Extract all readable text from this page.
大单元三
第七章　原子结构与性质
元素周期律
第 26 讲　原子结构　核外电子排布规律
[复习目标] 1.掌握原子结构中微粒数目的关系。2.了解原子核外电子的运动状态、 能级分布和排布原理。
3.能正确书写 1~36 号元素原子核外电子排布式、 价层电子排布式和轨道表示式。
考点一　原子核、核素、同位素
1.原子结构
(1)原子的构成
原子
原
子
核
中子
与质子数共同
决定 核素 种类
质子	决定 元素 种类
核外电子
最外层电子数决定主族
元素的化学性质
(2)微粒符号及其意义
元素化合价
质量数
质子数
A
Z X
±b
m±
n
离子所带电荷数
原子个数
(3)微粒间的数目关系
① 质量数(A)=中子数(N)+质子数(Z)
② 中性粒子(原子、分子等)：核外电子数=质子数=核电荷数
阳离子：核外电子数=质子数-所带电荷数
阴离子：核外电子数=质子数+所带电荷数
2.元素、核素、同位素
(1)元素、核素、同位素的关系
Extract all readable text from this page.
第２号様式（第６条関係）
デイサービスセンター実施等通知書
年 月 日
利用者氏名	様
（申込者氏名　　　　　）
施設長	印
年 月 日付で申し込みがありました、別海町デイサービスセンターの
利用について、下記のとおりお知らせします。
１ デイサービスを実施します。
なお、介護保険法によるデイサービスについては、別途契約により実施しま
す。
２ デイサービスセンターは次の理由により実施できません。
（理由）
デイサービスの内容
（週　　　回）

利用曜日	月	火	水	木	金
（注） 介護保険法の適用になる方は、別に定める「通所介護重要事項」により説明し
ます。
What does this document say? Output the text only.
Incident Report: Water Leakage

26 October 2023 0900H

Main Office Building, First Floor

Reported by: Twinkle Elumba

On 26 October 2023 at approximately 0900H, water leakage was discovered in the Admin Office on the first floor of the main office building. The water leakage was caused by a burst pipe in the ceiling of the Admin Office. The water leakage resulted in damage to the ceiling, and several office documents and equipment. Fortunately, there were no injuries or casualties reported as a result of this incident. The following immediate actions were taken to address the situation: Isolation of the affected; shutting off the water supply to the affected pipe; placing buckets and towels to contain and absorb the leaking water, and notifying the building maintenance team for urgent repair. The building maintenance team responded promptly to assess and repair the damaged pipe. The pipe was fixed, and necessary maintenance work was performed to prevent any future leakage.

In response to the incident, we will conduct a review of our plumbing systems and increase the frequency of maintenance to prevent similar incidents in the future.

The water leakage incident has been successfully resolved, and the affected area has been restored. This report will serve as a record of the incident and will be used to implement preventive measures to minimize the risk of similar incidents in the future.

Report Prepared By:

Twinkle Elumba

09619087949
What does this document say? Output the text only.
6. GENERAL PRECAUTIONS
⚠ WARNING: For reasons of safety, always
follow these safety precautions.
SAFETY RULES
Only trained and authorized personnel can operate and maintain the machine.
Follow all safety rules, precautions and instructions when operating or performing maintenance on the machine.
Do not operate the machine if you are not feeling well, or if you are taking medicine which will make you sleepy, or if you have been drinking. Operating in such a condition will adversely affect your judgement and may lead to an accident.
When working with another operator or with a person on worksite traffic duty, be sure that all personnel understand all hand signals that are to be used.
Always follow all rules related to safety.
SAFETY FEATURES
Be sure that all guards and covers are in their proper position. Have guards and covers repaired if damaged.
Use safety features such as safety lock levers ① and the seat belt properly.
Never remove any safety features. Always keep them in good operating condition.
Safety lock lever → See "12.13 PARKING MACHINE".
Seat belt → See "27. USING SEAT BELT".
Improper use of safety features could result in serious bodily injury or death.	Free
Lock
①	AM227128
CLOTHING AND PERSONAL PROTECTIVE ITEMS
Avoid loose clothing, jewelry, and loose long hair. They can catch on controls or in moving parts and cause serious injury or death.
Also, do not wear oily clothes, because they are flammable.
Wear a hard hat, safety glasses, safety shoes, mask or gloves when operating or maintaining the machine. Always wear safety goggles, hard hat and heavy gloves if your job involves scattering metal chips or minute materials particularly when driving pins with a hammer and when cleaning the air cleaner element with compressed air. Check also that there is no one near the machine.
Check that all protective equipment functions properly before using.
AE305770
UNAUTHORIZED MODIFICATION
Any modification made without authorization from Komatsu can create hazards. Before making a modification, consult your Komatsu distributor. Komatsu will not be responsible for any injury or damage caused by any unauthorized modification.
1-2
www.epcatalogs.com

-------

| WHAT THE TASK REQUIRES |
Print the records above in full, exactly.

| SOLUTION TO THIS PROBLEM |
Extract all readable text from this page.
大单元三
第七章　原子结构与性质
元素周期律
第 26 讲　原子结构　核外电子排布规律
[复习目标] 1.掌握原子结构中微粒数目的关系。2.了解原子核外电子的运动状态、 能级分布和排布原理。
3.能正确书写 1~36 号元素原子核外电子排布式、 价层电子排布式和轨道表示式。
考点一　原子核、核素、同位素
1.原子结构
(1)原子的构成
原子
原
子
核
中子
与质子数共同
决定 核素 种类
质子	决定 元素 种类
核外电子
最外层电子数决定主族
元素的化学性质
(2)微粒符号及其意义
元素化合价
质量数
质子数
A
Z X
±b
m±
n
离子所带电荷数
原子个数
(3)微粒间的数目关系
① 质量数(A)=中子数(N)+质子数(Z)
② 中性粒子(原子、分子等)：核外电子数=质子数=核电荷数
阳离子：核外电子数=质子数-所带电荷数
阴离子：核外电子数=质子数+所带电荷数
2.元素、核素、同位素
(1)元素、核素、同位素的关系
Extract all readable text from this page.
第２号様式（第６条関係）
デイサービスセンター実施等通知書
年 月 日
利用者氏名	様
（申込者氏名　　　　　）
施設長	印
年 月 日付で申し込みがありました、別海町デイサービスセンターの
利用について、下記のとおりお知らせします。
１ デイサービスを実施します。
なお、介護保険法によるデイサービスについては、別途契約により実施しま
す。
２ デイサービスセンターは次の理由により実施できません。
（理由）
デイサービスの内容
（週　　　回）

利用曜日	月	火	水	木	金
（注） 介護保険法の適用になる方は、別に定める「通所介護重要事項」により説明し
ます。
What does this document say? Output the text only.
Incident Report: Water Leakage

26 October 2023 0900H

Main Office Building, First Floor

Reported by: Twinkle Elumba

On 26 October 2023 at approximately 0900H, water leakage was discovered in the Admin Office on the first floor of the main office building. The water leakage was caused by a burst pipe in the ceiling of the Admin Office. The water leakage resulted in damage to the ceiling, and several office documents and equipment. Fortunately, there were no injuries or casualties reported as a result of this incident. The following immediate actions were taken to address the situation: Isolation of the affected; shutting off the water supply to the affected pipe; placing buckets and towels to contain and absorb the leaking water, and notifying the building maintenance team for urgent repair. The building maintenance team responded promptly to assess and repair the damaged pipe. The pipe was fixed, and necessary maintenance work was performed to prevent any future leakage.

In response to the incident, we will conduct a review of our plumbing systems and increase the frequency of maintenance to prevent similar incidents in the future.

The water leakage incident has been successfully resolved, and the affected area has been restored. This report will serve as a record of the incident and will be used to implement preventive measures to minimize the risk of similar incidents in the future.

Report Prepared By:

Twinkle Elumba

09619087949
What does this document say? Output the text only.
6. GENERAL PRECAUTIONS
⚠ WARNING: For reasons of safety, always
follow these safety precautions.
SAFETY RULES
Only trained and authorized personnel can operate and maintain the machine.
Follow all safety rules, precautions and instructions when operating or performing maintenance on the machine.
Do not operate the machine if you are not feeling well, or if you are taking medicine which will make you sleepy, or if you have been drinking. Operating in such a condition will adversely affect your judgement and may lead to an accident.
When working with another operator or with a person on worksite traffic duty, be sure that all personnel understand all hand signals that are to be used.
Always follow all rules related to safety.
SAFETY FEATURES
Be sure that all guards and covers are in their proper position. Have guards and covers repaired if damaged.
Use safety features such as safety lock levers ① and the seat belt properly.
Never remove any safety features. Always keep them in good operating condition.
Safety lock lever → See "12.13 PARKING MACHINE".
Seat belt → See "27. USING SEAT BELT".
Improper use of safety features could result in serious bodily injury or death.	Free
Lock
①	AM227128
CLOTHING AND PERSONAL PROTECTIVE ITEMS
Avoid loose clothing, jewelry, and loose long hair. They can catch on controls or in moving parts and cause serious injury or death.
Also, do not wear oily clothes, because they are flammable.
Wear a hard hat, safety glasses, safety shoes, mask or gloves when operating or maintaining the machine. Always wear safety goggles, hard hat and heavy gloves if your job involves scattering metal chips or minute materials particularly when driving pins with a hammer and when cleaning the air cleaner element with compressed air. Check also that there is no one near the machine.
Check that all protective equipment functions properly before using.
AE305770
UNAUTHORIZED MODIFICATION
Any modification made without authorization from Komatsu can create hazards. Before making a modification, consult your Komatsu distributor. Komatsu will not be responsible for any injury or damage caused by any unauthorized modification.
1-2
www.epcatalogs.com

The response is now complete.